Set out every line bearing the string "this".

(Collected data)
════════
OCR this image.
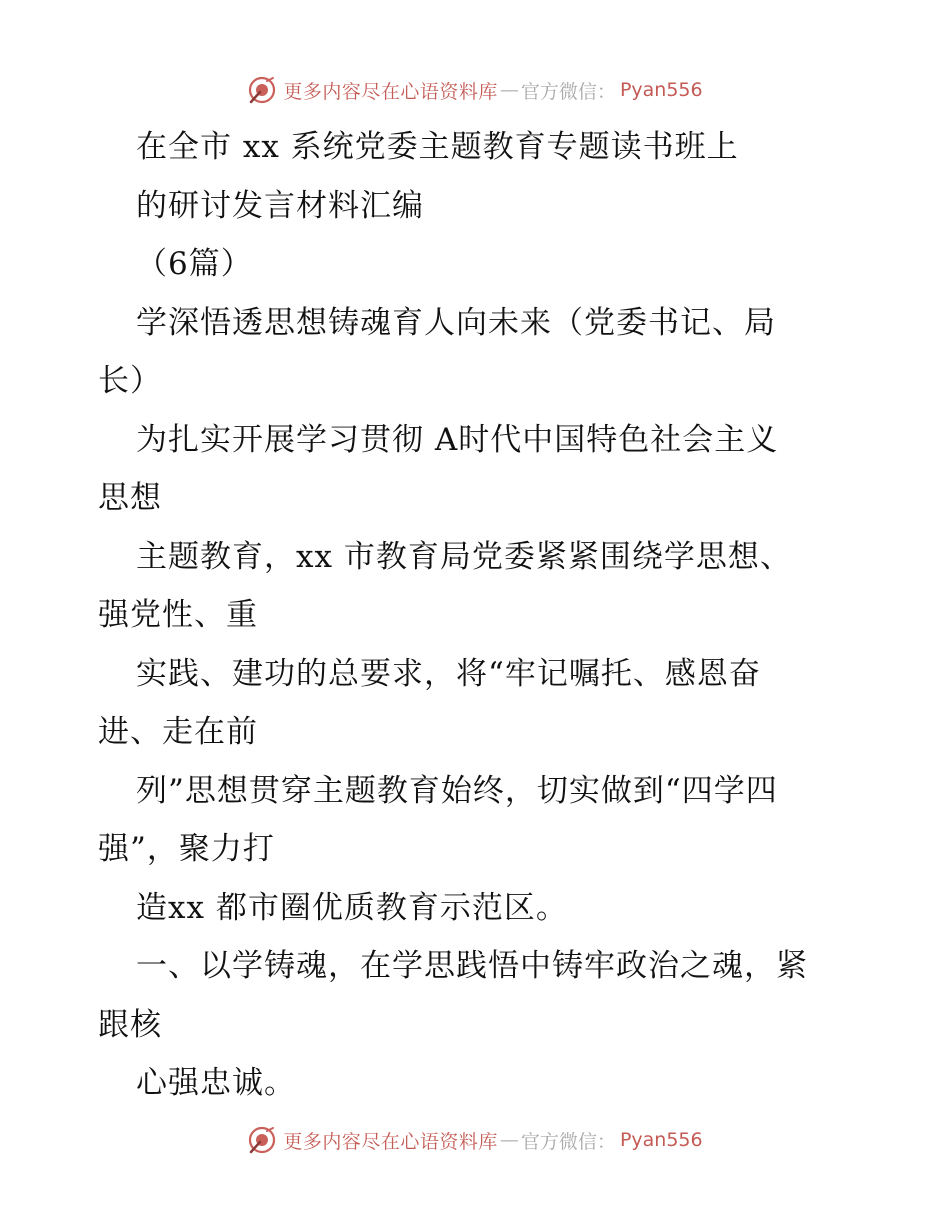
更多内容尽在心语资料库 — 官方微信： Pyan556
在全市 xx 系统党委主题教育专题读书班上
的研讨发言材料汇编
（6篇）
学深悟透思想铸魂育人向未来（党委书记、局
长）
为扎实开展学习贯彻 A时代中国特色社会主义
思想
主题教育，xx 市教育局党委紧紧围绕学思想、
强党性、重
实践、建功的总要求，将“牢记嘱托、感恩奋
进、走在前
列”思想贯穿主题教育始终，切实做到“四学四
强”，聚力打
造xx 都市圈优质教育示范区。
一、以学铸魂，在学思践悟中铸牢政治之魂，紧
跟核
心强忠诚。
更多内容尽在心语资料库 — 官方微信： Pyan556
════════
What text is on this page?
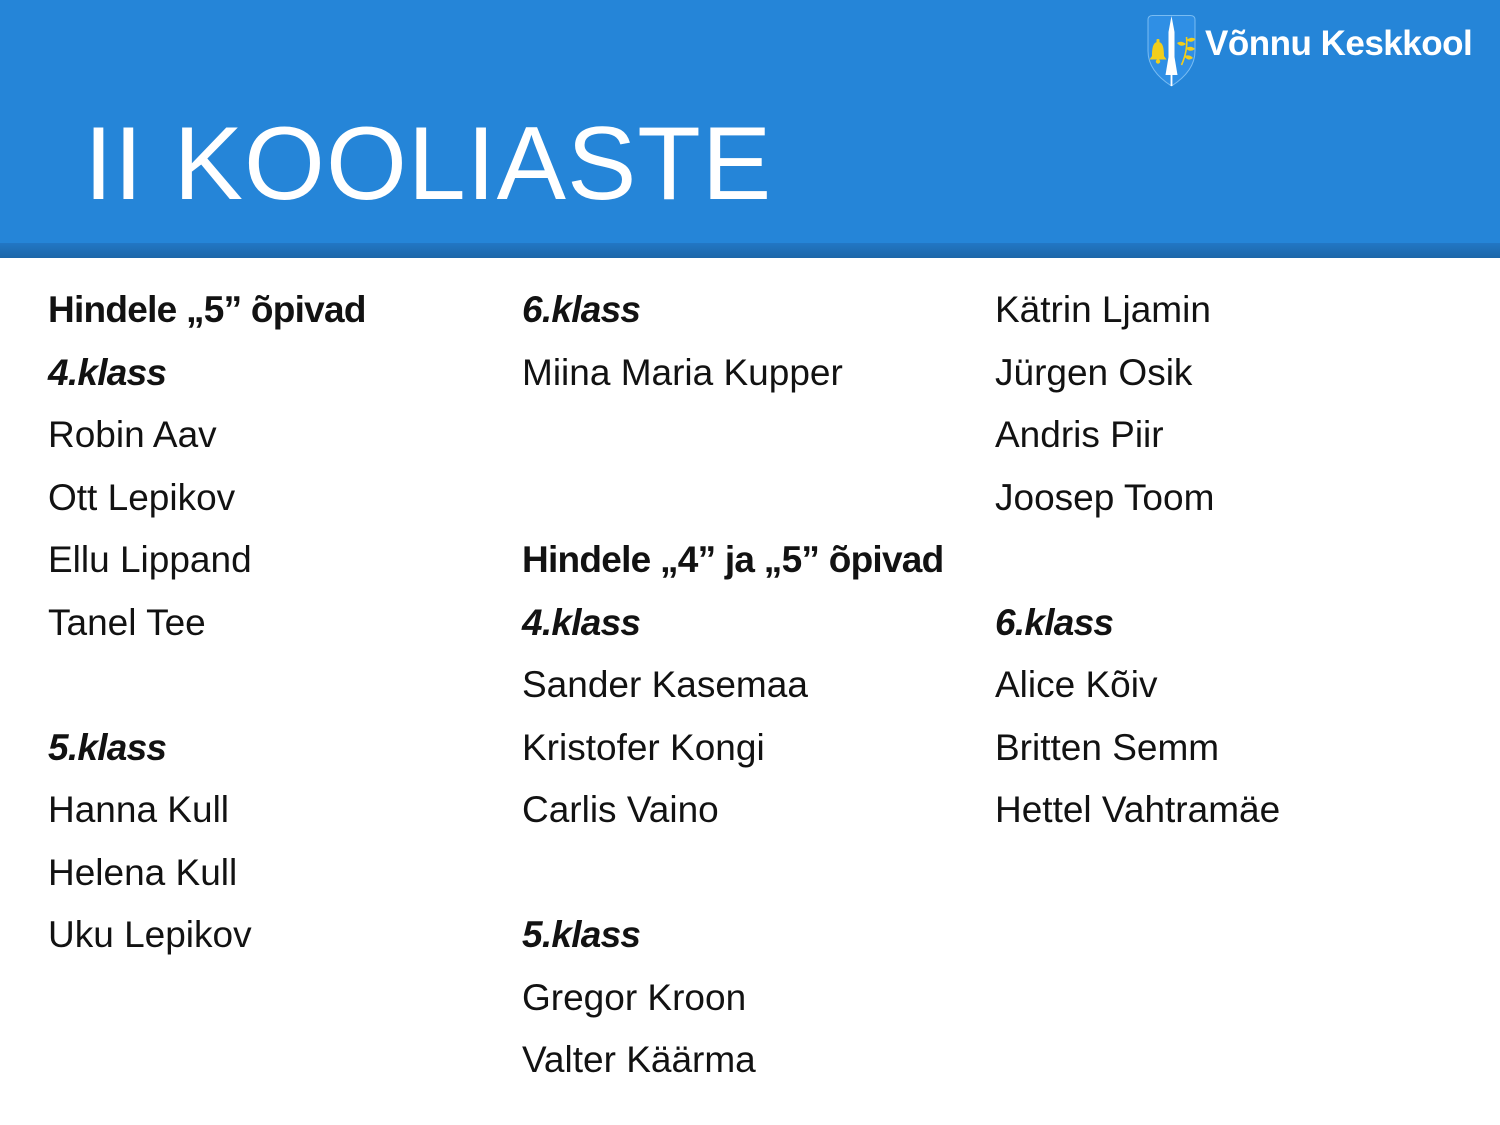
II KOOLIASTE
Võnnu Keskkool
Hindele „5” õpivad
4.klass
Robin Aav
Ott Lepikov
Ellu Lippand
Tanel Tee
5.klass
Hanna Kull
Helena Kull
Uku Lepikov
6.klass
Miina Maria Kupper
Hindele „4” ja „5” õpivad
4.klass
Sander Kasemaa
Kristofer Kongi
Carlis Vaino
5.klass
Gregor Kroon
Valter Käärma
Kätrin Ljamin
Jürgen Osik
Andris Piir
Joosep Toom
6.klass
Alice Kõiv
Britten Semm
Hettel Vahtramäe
════════
• [WRITTEN REPLY]:
OCR this image.
What text is on this page?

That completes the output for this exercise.